┌──

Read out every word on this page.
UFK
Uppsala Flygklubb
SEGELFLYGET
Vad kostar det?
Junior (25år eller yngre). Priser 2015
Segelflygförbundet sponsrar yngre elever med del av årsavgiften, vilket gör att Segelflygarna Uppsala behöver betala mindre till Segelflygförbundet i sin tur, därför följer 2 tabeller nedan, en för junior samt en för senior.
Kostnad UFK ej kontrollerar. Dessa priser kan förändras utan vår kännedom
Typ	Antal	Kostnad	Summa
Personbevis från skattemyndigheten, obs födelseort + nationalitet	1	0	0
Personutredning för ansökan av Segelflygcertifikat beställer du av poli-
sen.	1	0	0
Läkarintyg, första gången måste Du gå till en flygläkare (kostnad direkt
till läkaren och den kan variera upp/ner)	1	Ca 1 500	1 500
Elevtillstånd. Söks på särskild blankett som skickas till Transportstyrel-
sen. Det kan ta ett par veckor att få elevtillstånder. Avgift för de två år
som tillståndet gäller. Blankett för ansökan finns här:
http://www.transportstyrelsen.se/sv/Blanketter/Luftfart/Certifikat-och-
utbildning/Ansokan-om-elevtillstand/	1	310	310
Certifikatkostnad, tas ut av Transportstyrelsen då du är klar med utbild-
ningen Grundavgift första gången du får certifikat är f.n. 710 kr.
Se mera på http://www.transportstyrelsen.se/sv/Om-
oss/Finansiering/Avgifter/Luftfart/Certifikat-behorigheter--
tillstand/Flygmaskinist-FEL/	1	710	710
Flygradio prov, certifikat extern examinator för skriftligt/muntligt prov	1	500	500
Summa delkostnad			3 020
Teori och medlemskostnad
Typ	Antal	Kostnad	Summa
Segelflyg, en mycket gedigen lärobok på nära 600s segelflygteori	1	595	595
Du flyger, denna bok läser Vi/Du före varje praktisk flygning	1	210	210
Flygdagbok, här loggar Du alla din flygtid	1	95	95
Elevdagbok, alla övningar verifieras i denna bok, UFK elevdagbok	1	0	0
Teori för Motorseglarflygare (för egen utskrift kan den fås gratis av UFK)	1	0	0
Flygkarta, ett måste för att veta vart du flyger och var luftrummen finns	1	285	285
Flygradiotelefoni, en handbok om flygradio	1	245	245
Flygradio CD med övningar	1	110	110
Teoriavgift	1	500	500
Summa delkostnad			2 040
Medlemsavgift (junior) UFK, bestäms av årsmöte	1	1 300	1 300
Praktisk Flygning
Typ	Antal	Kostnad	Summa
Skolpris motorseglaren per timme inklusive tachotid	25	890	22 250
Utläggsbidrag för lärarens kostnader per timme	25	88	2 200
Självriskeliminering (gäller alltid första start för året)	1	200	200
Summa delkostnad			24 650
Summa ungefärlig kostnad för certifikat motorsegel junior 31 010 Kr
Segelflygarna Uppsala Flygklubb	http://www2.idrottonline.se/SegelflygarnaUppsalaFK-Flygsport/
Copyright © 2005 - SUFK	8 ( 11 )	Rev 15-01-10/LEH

└──

◆ Problem to work on ◆
Lines that include the word "Luftfart" are to be extracted from the data above.

◆ Answer to the problem ◆
http://www.transportstyrelsen.se/sv/Blanketter/Luftfart/Certifikat-och-
oss/Finansiering/Avgifter/Luftfart/Certifikat-behorigheter--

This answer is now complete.